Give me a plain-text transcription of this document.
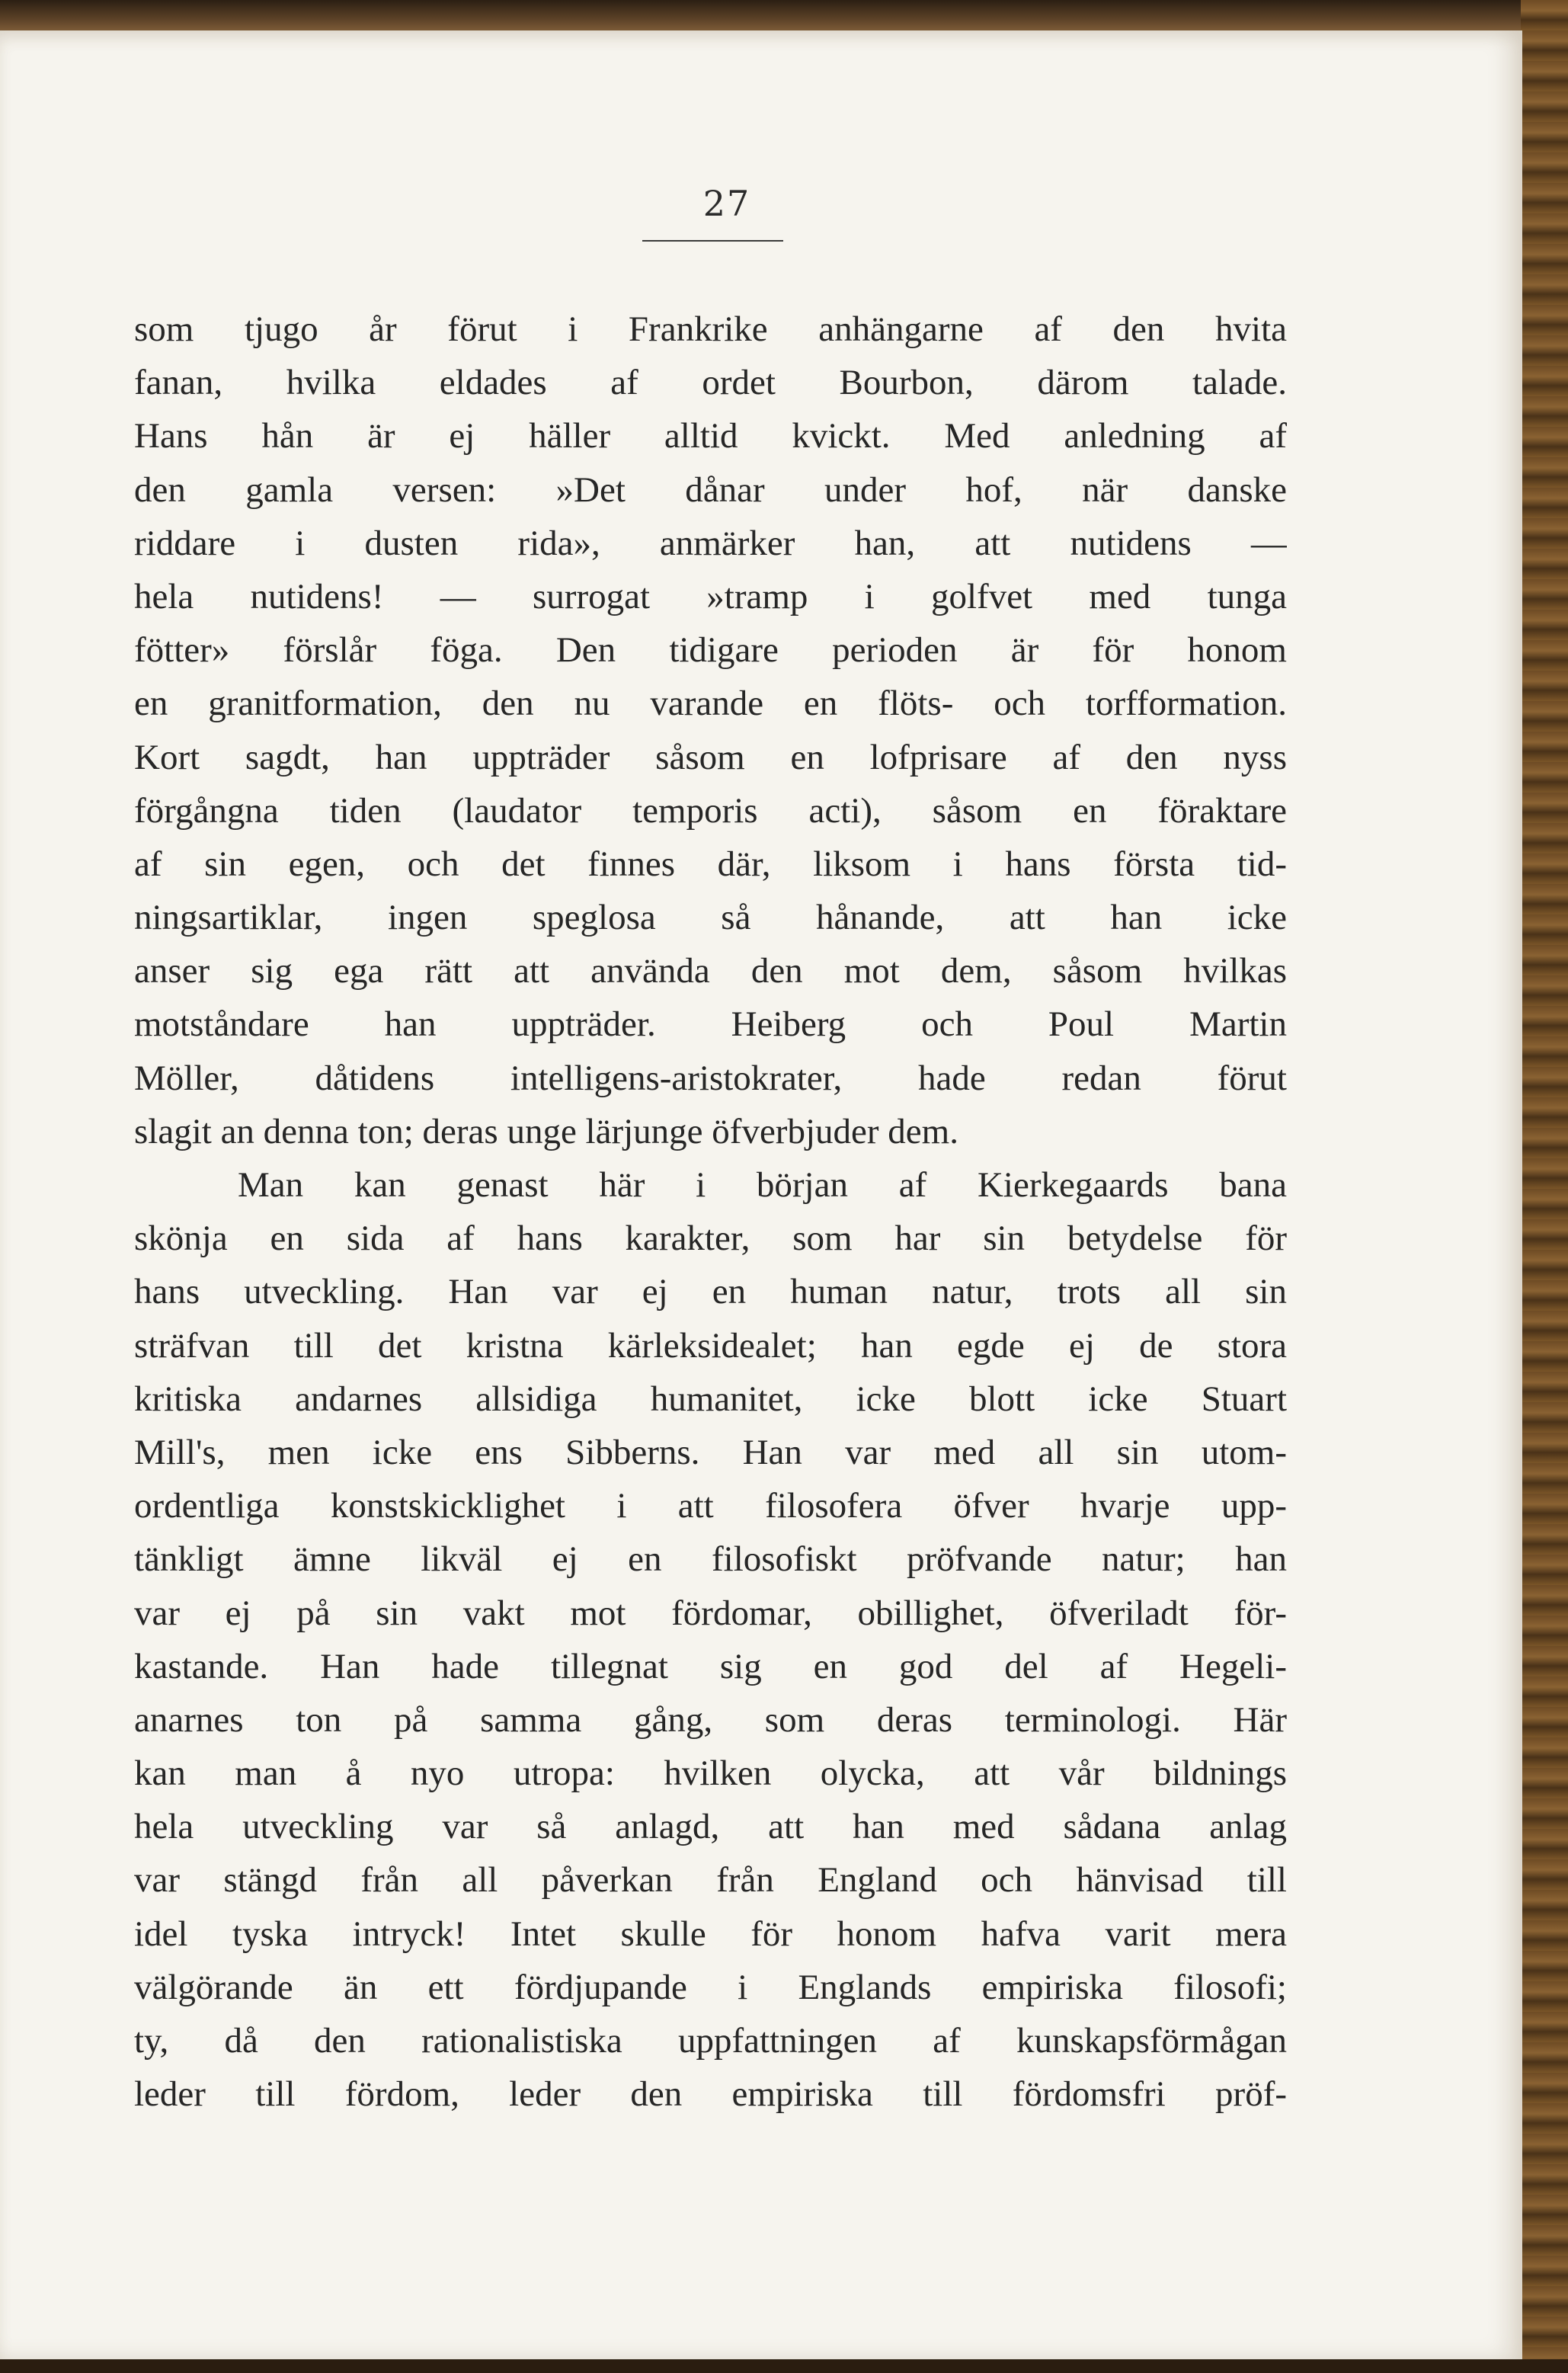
27
som tjugo år förut i Frankrike anhängarne af den hvita
fanan, hvilka eldades af ordet Bourbon, därom talade.
Hans hån är ej häller alltid kvickt. Med anledning af
den gamla versen: »Det dånar under hof, när danske
riddare i dusten rida», anmärker han, att nutidens —
hela nutidens! — surrogat »tramp i golfvet med tunga
fötter» förslår föga. Den tidigare perioden är för honom
en granitformation, den nu varande en flöts- och torfformation.
Kort sagdt, han uppträder såsom en lofprisare af den nyss
förgångna tiden (laudator temporis acti), såsom en föraktare
af sin egen, och det finnes där, liksom i hans första tid-
ningsartiklar, ingen speglosa så hånande, att han icke
anser sig ega rätt att använda den mot dem, såsom hvilkas
motståndare han uppträder. Heiberg och Poul Martin
Möller, dåtidens intelligens-aristokrater, hade redan förut
slagit an denna ton; deras unge lärjunge öfverbjuder dem.
Man kan genast här i början af Kierkegaards bana
skönja en sida af hans karakter, som har sin betydelse för
hans utveckling. Han var ej en human natur, trots all sin
sträfvan till det kristna kärleksidealet; han egde ej de stora
kritiska andarnes allsidiga humanitet, icke blott icke Stuart
Mill's, men icke ens Sibberns. Han var med all sin utom-
ordentliga konstskicklighet i att filosofera öfver hvarje upp-
tänkligt ämne likväl ej en filosofiskt pröfvande natur; han
var ej på sin vakt mot fördomar, obillighet, öfveriladt för-
kastande. Han hade tillegnat sig en god del af Hegeli-
anarnes ton på samma gång, som deras terminologi. Här
kan man å nyo utropa: hvilken olycka, att vår bildnings
hela utveckling var så anlagd, att han med sådana anlag
var stängd från all påverkan från England och hänvisad till
idel tyska intryck! Intet skulle för honom hafva varit mera
välgörande än ett fördjupande i Englands empiriska filosofi;
ty, då den rationalistiska uppfattningen af kunskapsförmågan
leder till fördom, leder den empiriska till fördomsfri pröf-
---------------
What the task asks |
Give the count of lines containing "såsom", with no added text.

Result of this exercise |
3